[begin RECORDS PROVIDED]

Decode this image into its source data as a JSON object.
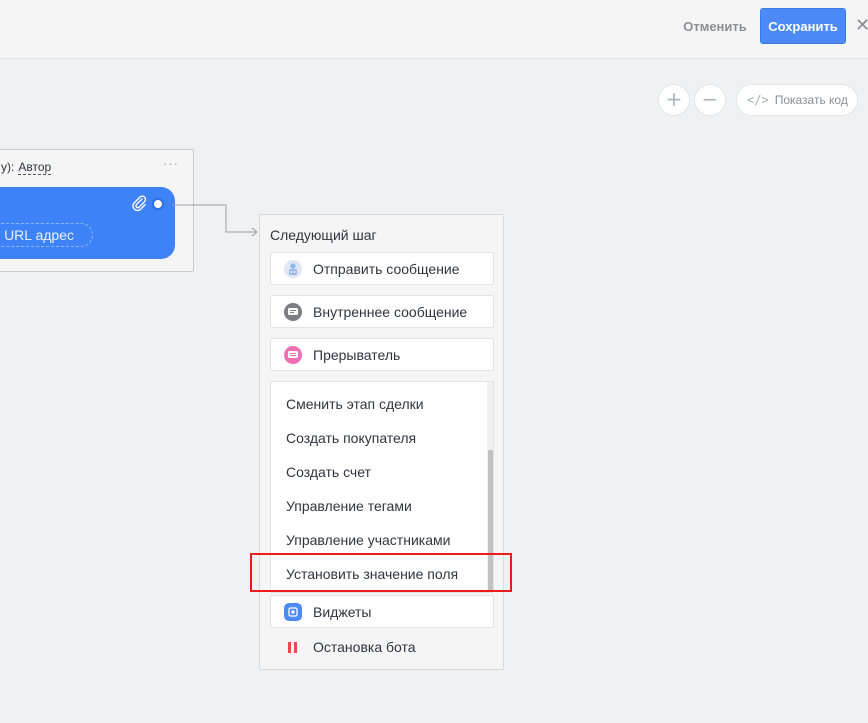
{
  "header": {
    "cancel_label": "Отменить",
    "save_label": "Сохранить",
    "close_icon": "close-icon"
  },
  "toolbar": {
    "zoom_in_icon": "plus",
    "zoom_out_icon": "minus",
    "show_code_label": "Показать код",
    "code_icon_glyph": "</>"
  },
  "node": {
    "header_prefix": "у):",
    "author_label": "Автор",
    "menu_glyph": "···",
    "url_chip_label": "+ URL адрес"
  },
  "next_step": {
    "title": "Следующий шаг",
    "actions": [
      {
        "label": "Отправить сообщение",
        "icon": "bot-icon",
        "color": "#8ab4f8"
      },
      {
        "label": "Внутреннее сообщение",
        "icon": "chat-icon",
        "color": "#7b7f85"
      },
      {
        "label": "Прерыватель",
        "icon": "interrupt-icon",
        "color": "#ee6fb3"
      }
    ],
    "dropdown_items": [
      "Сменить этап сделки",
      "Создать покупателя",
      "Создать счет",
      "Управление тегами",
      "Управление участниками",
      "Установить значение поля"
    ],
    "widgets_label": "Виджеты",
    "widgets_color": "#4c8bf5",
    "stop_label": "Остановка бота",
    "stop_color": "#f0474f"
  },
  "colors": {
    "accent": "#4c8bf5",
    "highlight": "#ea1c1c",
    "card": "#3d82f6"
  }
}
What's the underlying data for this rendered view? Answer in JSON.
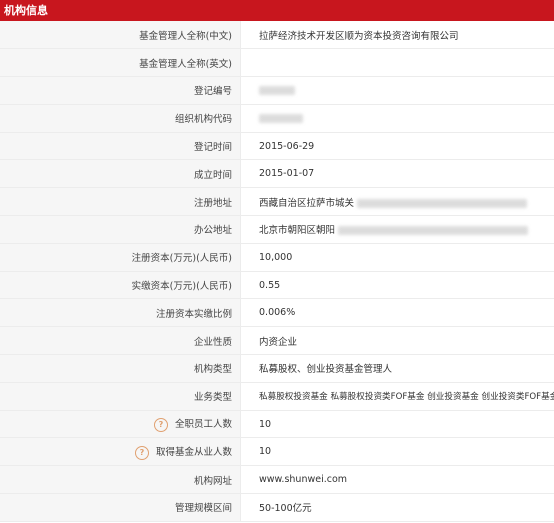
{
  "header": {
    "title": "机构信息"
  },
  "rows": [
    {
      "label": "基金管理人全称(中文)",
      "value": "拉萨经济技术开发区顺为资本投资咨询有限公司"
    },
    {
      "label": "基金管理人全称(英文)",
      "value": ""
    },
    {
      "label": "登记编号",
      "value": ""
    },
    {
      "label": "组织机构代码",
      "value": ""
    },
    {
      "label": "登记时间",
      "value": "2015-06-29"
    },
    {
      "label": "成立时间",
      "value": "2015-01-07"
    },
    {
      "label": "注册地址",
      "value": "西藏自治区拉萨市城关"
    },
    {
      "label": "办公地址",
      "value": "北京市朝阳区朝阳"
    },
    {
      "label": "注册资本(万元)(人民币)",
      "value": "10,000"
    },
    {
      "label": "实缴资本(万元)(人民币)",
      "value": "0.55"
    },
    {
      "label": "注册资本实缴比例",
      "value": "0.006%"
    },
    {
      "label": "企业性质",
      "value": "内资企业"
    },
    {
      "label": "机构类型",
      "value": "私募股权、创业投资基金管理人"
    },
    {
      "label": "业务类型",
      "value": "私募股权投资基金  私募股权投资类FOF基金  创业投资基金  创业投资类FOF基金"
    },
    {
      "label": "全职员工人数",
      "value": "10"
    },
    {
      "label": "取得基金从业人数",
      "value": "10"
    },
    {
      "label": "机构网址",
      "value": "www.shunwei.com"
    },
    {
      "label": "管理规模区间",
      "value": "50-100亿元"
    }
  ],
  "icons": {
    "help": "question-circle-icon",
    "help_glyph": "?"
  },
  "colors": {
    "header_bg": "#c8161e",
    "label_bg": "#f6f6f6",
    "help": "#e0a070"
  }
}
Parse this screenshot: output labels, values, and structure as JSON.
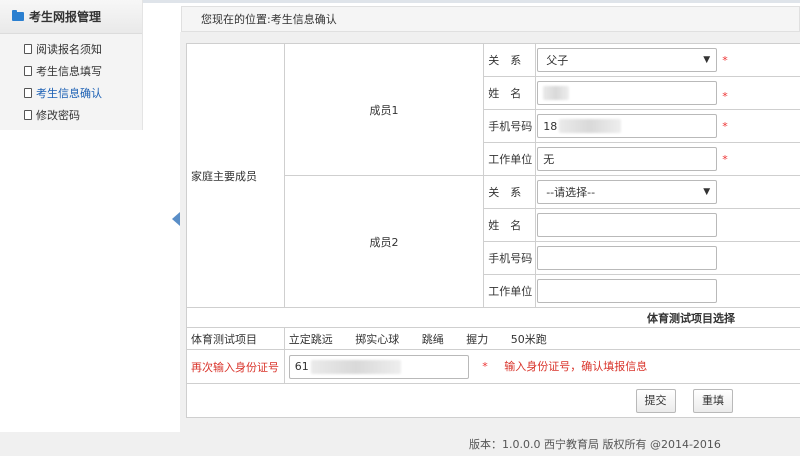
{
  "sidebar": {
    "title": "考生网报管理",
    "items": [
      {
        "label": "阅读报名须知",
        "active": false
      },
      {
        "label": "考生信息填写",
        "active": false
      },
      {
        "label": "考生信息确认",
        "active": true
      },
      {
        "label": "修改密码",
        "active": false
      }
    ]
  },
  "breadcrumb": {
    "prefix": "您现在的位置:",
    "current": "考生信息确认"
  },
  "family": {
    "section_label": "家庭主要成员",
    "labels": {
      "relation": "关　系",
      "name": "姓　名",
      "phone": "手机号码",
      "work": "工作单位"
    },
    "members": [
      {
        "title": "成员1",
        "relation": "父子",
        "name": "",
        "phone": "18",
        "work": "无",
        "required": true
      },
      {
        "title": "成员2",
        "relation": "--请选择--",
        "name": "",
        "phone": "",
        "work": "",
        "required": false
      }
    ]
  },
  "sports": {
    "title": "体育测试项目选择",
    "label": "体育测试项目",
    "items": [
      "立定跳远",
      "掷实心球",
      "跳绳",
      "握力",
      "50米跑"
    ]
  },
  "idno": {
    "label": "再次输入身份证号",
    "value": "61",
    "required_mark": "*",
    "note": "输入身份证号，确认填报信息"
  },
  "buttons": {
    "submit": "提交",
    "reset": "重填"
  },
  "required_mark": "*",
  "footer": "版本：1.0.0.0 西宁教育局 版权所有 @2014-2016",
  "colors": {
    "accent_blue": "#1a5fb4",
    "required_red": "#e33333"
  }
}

[end RECORDS PROVIDED]
[begin RECORDS PROVIDED]

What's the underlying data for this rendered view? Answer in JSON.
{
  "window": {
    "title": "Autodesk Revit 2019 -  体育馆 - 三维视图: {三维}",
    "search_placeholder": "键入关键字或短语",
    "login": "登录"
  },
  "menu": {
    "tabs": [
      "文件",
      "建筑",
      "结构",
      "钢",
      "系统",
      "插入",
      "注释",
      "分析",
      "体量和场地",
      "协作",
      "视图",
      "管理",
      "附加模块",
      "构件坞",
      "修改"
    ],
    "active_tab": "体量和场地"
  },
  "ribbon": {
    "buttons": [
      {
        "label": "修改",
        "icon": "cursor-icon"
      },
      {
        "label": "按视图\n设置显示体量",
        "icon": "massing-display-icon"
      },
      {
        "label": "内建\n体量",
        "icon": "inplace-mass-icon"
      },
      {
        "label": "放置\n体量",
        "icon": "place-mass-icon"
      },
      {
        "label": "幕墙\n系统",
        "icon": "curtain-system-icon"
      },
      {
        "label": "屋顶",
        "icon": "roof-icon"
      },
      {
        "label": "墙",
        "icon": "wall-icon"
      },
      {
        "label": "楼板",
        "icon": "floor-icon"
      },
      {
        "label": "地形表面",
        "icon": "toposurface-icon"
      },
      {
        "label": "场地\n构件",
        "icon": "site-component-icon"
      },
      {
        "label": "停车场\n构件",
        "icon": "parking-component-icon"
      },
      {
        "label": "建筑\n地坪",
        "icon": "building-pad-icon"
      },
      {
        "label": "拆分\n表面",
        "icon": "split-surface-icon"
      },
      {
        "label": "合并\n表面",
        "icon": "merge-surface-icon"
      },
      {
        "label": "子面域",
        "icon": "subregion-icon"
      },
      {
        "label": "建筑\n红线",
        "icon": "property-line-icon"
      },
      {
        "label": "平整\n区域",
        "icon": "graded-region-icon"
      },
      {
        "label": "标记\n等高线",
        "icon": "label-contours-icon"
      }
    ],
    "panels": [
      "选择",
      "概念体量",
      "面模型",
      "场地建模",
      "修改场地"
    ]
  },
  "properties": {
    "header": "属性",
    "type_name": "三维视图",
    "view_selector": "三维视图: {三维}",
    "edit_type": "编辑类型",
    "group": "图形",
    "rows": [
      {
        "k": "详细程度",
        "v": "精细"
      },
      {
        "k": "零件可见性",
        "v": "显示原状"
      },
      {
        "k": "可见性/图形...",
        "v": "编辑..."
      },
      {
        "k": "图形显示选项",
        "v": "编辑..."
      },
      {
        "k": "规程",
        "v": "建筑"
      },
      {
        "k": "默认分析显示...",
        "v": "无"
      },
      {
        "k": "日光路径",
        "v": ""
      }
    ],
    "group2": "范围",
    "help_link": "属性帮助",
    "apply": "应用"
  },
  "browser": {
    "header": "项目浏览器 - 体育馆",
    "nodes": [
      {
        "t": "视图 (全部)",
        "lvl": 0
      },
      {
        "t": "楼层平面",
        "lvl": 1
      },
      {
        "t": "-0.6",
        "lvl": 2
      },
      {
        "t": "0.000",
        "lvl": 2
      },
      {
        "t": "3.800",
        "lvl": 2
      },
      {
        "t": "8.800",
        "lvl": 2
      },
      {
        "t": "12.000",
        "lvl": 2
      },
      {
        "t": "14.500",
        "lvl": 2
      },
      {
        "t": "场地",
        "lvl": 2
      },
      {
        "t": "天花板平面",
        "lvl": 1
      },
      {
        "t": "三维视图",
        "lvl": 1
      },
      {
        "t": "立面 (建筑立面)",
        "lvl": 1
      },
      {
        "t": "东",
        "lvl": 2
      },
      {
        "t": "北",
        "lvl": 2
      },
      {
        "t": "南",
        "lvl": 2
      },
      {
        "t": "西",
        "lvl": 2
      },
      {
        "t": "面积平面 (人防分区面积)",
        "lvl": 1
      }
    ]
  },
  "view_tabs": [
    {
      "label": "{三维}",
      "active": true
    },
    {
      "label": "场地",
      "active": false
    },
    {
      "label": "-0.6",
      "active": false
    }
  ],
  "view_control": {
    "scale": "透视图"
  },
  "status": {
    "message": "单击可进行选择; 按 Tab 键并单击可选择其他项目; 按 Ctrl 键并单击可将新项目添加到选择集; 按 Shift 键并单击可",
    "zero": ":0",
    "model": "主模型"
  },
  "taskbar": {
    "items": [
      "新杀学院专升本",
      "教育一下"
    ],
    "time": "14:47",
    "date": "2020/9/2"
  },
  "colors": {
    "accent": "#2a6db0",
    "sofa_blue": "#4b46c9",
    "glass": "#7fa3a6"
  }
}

[end RECORDS PROVIDED]

THE PROBLEM |
Select and copy every line of the material that holds the string "relation".

COMPLETE RESPONSE |
      "relation": "关　系",
        "relation": "父子",
        "relation": "--请选择--",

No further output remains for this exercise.